- STATED GOAL -
Show every line in the entries below where the word "atención" appears.

- DATASET RECORDS -
══════════════════════════════

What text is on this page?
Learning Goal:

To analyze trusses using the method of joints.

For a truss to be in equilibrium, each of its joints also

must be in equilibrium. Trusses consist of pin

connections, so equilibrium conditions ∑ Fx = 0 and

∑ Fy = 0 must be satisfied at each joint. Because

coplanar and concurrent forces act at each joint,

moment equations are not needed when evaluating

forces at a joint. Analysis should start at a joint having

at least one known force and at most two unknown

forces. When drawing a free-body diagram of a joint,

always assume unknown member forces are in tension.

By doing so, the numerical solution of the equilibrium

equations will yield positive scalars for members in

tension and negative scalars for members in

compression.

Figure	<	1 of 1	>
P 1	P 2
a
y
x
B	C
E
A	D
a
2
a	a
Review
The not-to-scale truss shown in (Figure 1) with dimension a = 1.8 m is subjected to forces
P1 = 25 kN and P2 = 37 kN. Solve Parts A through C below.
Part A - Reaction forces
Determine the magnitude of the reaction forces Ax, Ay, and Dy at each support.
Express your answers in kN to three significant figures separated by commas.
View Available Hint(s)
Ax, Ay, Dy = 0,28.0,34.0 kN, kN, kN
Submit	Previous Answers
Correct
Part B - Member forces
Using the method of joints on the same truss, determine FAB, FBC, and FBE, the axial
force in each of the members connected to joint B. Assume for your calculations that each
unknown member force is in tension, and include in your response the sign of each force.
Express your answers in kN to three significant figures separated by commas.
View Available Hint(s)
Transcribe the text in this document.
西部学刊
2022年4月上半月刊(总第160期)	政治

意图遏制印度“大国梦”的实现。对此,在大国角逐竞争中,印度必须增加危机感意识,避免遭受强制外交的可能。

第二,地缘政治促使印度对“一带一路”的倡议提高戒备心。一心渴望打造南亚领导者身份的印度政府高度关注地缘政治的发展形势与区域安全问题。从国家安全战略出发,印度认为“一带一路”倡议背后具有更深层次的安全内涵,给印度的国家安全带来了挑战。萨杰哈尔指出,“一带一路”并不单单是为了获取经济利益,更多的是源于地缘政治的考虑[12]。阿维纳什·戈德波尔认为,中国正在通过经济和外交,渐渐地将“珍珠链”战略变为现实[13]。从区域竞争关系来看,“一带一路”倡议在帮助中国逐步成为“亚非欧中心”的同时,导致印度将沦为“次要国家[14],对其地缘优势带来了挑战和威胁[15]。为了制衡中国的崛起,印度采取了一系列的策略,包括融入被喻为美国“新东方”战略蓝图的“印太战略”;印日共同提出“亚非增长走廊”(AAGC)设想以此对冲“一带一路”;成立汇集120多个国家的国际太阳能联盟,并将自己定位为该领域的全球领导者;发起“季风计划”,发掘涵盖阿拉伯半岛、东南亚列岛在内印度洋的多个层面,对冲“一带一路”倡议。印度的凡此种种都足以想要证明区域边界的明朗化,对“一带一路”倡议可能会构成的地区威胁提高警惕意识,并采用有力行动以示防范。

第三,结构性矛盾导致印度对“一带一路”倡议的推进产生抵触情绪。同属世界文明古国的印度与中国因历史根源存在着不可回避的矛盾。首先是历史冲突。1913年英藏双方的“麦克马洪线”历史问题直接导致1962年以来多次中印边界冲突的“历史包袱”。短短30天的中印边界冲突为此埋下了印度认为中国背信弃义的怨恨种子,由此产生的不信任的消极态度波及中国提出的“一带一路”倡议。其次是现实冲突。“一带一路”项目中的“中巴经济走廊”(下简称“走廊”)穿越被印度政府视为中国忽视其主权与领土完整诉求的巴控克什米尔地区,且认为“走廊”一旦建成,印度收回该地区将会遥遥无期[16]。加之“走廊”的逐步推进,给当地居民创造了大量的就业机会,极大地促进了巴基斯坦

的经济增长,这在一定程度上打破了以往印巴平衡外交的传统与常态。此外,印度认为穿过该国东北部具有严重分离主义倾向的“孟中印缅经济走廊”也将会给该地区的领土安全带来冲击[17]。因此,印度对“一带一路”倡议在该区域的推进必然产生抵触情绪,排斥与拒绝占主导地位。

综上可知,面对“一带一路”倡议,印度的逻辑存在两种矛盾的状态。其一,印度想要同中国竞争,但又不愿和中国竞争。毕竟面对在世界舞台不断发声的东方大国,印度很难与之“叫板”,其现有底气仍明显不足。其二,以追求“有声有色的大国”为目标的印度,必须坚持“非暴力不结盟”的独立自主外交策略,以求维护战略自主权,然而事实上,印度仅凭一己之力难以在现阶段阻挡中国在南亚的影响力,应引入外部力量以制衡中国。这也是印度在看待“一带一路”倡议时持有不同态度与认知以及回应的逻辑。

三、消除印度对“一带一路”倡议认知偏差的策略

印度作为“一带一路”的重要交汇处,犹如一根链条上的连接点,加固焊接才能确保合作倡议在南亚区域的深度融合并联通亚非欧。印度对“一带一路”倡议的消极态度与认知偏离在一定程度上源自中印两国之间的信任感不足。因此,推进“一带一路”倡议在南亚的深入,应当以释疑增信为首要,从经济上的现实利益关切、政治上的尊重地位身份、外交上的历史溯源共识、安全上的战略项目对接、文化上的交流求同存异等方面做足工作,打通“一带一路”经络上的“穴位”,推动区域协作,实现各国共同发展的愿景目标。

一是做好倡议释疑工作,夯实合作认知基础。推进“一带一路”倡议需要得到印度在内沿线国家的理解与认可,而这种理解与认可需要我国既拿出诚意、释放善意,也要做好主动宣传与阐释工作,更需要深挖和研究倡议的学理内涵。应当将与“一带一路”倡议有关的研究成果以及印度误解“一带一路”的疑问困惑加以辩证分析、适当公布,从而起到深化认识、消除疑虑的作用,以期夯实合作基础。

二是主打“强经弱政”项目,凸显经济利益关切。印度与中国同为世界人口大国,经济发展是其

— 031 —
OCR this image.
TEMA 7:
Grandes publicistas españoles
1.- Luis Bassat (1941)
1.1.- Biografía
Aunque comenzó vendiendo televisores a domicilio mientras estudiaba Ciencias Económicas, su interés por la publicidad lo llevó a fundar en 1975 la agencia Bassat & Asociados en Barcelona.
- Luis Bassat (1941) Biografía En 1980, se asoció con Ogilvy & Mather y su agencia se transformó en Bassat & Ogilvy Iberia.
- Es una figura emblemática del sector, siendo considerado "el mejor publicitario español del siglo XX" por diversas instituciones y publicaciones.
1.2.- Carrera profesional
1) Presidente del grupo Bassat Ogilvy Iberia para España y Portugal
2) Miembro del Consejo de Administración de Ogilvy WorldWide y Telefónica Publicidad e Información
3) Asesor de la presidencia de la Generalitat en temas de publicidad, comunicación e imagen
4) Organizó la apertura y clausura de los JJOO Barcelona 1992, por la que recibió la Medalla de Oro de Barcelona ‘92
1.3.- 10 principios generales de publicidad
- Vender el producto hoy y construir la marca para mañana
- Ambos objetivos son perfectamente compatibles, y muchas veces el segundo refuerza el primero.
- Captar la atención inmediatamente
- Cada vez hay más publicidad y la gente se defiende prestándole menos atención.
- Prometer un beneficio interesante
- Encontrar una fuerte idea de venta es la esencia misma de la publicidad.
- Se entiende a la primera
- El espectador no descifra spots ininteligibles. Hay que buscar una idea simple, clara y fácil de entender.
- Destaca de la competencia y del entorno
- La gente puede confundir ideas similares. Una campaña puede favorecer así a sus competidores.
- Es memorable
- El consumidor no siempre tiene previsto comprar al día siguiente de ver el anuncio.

══════════════════════════════

- CORRECT OUTPUT -
- Captar la atención inmediatamente
- Cada vez hay más publicidad y la gente se defiende prestándole menos atención.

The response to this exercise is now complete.